Kirsten John Foy, an aide to Public Advocate Bill de Blasio and president-elect of the Brooklyn chapter of Al Sharpton’s National Action Network is holding weekly vigils to push for prosecutors to take action in the death of African-American teenager Ramarley Graham, who was shot by police at his home in the Bronx last month. Starting tonight, Mr. Foy, representatives from the National Action Network, and Mr. Graham’s parents will stand in front of the 47th Precinct every Thursday evening from 6 to 8 p.m. Mr. Foy says they won’t stop until the district attorney or the U.S. Attorney takes up the case.
“We’re hoping that the district attorney does a complete, thorough investigation and concludes that these officers committed a crime, as most of the community now believes,” Mr. Foy told The Politicker. “Worst case he decides theres no value in the prosecution and then the U.S. Attorney decides to look into this, because what went down here was egregious and criminal.”
Mr. Graham, 18, was shot in his bathroom February 2 after running from a group of police officers who tried to stop him after becoming suspicious of his movements. The officers chased him to his home and broke down the door before shooting him in the chest. A bag of marijuana was found by his body.
“Police broke in to this young man’s home where he lived with his mom, his grandmom and his little brother. They broke in and they shot him dead in his back for no reason other than they were illegally on the premises in the first place,” Mr. Foy said. “So, we have breaking and entering, and we have a homicide here. They shot this man for no reason in his home, in his bathroom in front of his grandmother and six-year-old brother.”

**STORED ROWS**
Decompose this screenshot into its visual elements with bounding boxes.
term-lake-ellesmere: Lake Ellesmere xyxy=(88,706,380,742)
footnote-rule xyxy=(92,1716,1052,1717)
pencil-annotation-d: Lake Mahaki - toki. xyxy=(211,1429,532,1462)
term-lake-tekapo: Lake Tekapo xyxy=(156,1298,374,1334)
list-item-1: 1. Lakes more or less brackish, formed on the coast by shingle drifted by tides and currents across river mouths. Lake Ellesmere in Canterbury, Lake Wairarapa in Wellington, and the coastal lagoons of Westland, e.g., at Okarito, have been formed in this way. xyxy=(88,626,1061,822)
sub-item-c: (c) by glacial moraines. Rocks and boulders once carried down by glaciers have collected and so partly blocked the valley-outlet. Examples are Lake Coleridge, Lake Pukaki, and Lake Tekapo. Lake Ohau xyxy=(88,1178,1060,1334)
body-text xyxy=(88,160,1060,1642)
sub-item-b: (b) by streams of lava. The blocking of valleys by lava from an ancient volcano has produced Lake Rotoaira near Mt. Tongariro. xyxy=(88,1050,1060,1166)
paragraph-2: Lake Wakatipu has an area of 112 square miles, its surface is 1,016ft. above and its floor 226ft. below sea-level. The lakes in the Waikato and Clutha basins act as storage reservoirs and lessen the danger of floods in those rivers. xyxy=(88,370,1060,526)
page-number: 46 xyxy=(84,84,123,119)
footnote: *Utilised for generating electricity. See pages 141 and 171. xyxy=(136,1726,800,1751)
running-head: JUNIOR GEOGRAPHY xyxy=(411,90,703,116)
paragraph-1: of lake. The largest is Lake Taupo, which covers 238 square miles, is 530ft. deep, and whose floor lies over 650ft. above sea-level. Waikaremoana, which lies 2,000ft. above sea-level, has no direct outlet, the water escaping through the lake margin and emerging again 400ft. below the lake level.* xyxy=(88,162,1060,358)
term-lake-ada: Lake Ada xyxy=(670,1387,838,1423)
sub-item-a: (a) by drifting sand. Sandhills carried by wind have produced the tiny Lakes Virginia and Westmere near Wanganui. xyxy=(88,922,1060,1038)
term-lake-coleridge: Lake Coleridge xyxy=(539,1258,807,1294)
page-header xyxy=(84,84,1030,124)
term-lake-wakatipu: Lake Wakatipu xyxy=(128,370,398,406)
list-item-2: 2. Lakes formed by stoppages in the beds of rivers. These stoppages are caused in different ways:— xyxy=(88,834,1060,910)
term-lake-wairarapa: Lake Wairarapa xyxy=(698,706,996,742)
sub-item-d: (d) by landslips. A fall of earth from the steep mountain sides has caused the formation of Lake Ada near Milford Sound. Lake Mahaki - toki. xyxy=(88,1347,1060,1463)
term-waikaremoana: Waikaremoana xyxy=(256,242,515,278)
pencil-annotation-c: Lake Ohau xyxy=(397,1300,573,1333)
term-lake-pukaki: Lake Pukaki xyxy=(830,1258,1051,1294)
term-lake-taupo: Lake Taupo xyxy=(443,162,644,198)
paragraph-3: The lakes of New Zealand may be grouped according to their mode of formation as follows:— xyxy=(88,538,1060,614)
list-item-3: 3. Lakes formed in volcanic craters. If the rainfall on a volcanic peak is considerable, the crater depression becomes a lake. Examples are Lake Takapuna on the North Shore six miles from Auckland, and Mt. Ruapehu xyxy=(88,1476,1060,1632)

**REQUIRED WORK**
a – Answer these questions about the article on the Ramarley Graham vigils:
(i) On what day and at what hours will the vigils take place?
(ii) How old was Mr. Graham?
(iii) According to Mr. Foy, who lived in the home with Mr. Graham?
b – Write out the article on the Ramarley Graham vigils from "Mr. Graham, 18, was" to "by his body.", swapping "bathroom" for "kitchen".

**ANSWER SET**
a –
(i) Every Thursday evening, from 6 to 8 p.m.
(ii) 18.
(iii) His mom, his grandmom and his little brother.

b –
Mr. Graham, 18, was shot in his kitchen February 2 after running from a group of police officers who tried to stop him after becoming suspicious of his movements. The officers chased him to his home and broke down the door before shooting him in the chest. A bag of marijuana was found by his body.